■ **Directions**
Return every record below exactly as written, but leave out the pictures.

■ **Data listing**
-----

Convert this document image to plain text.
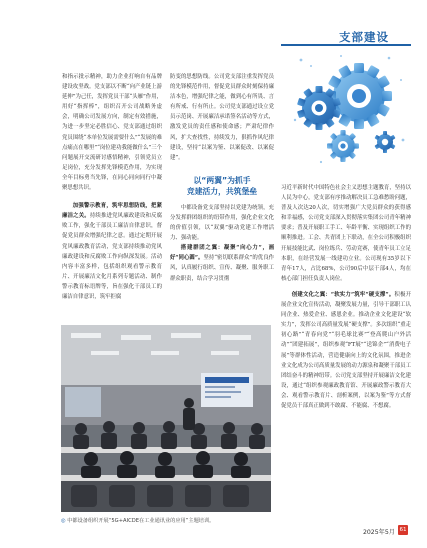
支部建设

和指示批示精神，助力企业打响自有品牌建设攻坚战。党支部以不断“向产业链上游延伸”为己任，发挥党员干部“头雁”作用，用好“指挥棒”，组织召开公司战略务虚会，明确公司发展方向，制定有效措施，为进一步坚定必胜信心、党支部通过组织党员围绕“本单位发展需要什么”“发展的难点痛点在哪里”“岗位建功我能做什么”三个问题展开交流研讨感悟精神，引领党员立足岗位，充分发挥先锋模范作用，为实现全年目标勇当先锋，在同心同向同行中凝聚思想共识。

加强警示教育，筑牢思想防线，把紧廉洁之关。持续推进党风廉政建设和反腐败工作，强化干部员工廉洁自律意识，督促党员群众增强纪律之意。通过定期开展党风廉政教育活动，党支部持续推动党风廉政建设和反腐败工作向纵深发展。活动内容丰富多样，包括组织观看警示教育片、开展廉洁文化月系列专题活动、制作警示教育标语牌等，旨在强化干部员工的廉洁自律意识，筑牢拒腐

防变的思想防线。公司党支部注重发挥党员的先锋模范作用，督促党员群众时刻保持廉洁本色，增强纪律之能，做到心有所畏、言有所戒、行有所止。公司党支部通过设立党员示范岗、开展廉洁承诺签名活动等方式，激发党员的责任感和使命感；严肃纪律作风，扩大查找性，持续发力，狠抓作风纪律建设，坚持“以案为鉴、以案促改、以案促建”。

以“两翼”为抓手
竞建活力，共筑堡垒

中都设备党支部坚持以党建为统领，充分发挥群团组织的纽带作用，强化企业文化的价值引领，以“双翼”驱动党建工作增活力、强动能。

搭建群团之翼：凝聚“向心力”，画好“同心圆”。坚持“密切联系群众”的优良作风，认真履行组织、宣传、凝聚、服务职工群众职责，结合学习贯彻

习近平新时代中国特色社会主义思想主题教育，坚持以人民为中心，党支部有序推动解决员工急难愁盼问题，普及人次达20人次，切实增强广大党员群众的获得感和幸福感，公司党支部深入贯彻落实集团公司青年精神要求；普及开展职工手工、年龄平衡、实现组织工作的顺利推进。工会、共青团上下联动，在全公司积极组织开展技能比武、岗位练兵、劳动竞赛，使青年员工立足本职，在经营发展一线建功立业。公司现有35岁以下青年17人，占比68%，公司90后中层干部4人，均在核心部门担任负责人岗位。

创建文化之翼：“软实力”筑牢“硬支撑”。积极开展企业文化宣传活动，凝聚发展力量，引导干部职工认同企业、热爱企业、感恩企业。推动企业文化建设“软实力”，发挥公司高质量发展“硬支撑”。多次组织“重走初心路”“青春向党”“羽毛球比赛”“登高爬山户外活动”“团建拓展”，组织参观“FT展”“送锦企”“消费电子展”等群体性活动，营造健康向上的文化氛围，推进企业文化成为公司高质量发展的动力源泉和凝聚干部员工团结奋斗的精神纽带。公司党支部坚持开展廉洁文化建设，通过“组织参观廉政教育馆、开展廉政警示教育大会、观看警示教育片、剖析案例，以案为鉴”等方式督促党员干部真正做到不敢腐、不能腐、不想腐。

◎ 中都设备组织开展“5G+AICDE在工业通讯业的应用”主题培训。
2025年5月 61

-----

■ **Task output**
Convert this document image to plain text.
支部建设

和指示批示精神，助力企业打响自有品牌建设攻坚战。党支部以不断“向产业链上游延伸”为己任，发挥党员干部“头雁”作用，用好“指挥棒”，组织召开公司战略务虚会，明确公司发展方向，制定有效措施，为进一步坚定必胜信心、党支部通过组织党员围绕“本单位发展需要什么”“发展的难点痛点在哪里”“岗位建功我能做什么”三个问题展开交流研讨感悟精神，引领党员立足岗位，充分发挥先锋模范作用，为实现全年目标勇当先锋，在同心同向同行中凝聚思想共识。

加强警示教育，筑牢思想防线，把紧廉洁之关。持续推进党风廉政建设和反腐败工作，强化干部员工廉洁自律意识，督促党员群众增强纪律之意。通过定期开展党风廉政教育活动，党支部持续推动党风廉政建设和反腐败工作向纵深发展。活动内容丰富多样，包括组织观看警示教育片、开展廉洁文化月系列专题活动、制作警示教育标语牌等，旨在强化干部员工的廉洁自律意识，筑牢拒腐

防变的思想防线。公司党支部注重发挥党员的先锋模范作用，督促党员群众时刻保持廉洁本色，增强纪律之能，做到心有所畏、言有所戒、行有所止。公司党支部通过设立党员示范岗、开展廉洁承诺签名活动等方式，激发党员的责任感和使命感；严肃纪律作风，扩大查找性，持续发力，狠抓作风纪律建设，坚持“以案为鉴、以案促改、以案促建”。

以“两翼”为抓手
竞建活力，共筑堡垒

中都设备党支部坚持以党建为统领，充分发挥群团组织的纽带作用，强化企业文化的价值引领，以“双翼”驱动党建工作增活力、强动能。

搭建群团之翼：凝聚“向心力”，画好“同心圆”。坚持“密切联系群众”的优良作风，认真履行组织、宣传、凝聚、服务职工群众职责，结合学习贯彻

习近平新时代中国特色社会主义思想主题教育，坚持以人民为中心，党支部有序推动解决员工急难愁盼问题，普及人次达20人次，切实增强广大党员群众的获得感和幸福感，公司党支部深入贯彻落实集团公司青年精神要求；普及开展职工手工、年龄平衡、实现组织工作的顺利推进。工会、共青团上下联动，在全公司积极组织开展技能比武、岗位练兵、劳动竞赛，使青年员工立足本职，在经营发展一线建功立业。公司现有35岁以下青年17人，占比68%，公司90后中层干部4人，均在核心部门担任负责人岗位。

创建文化之翼：“软实力”筑牢“硬支撑”。积极开展企业文化宣传活动，凝聚发展力量，引导干部职工认同企业、热爱企业、感恩企业。推动企业文化建设“软实力”，发挥公司高质量发展“硬支撑”。多次组织“重走初心路”“青春向党”“羽毛球比赛”“登高爬山户外活动”“团建拓展”，组织参观“FT展”“送锦企”“消费电子展”等群体性活动，营造健康向上的文化氛围，推进企业文化成为公司高质量发展的动力源泉和凝聚干部员工团结奋斗的精神纽带。公司党支部坚持开展廉洁文化建设，通过“组织参观廉政教育馆、开展廉政警示教育大会、观看警示教育片、剖析案例，以案为鉴”等方式督促党员干部真正做到不敢腐、不能腐、不想腐。

◎ 中都设备组织开展“5G+AICDE在工业通讯业的应用”主题培训。
2025年5月 61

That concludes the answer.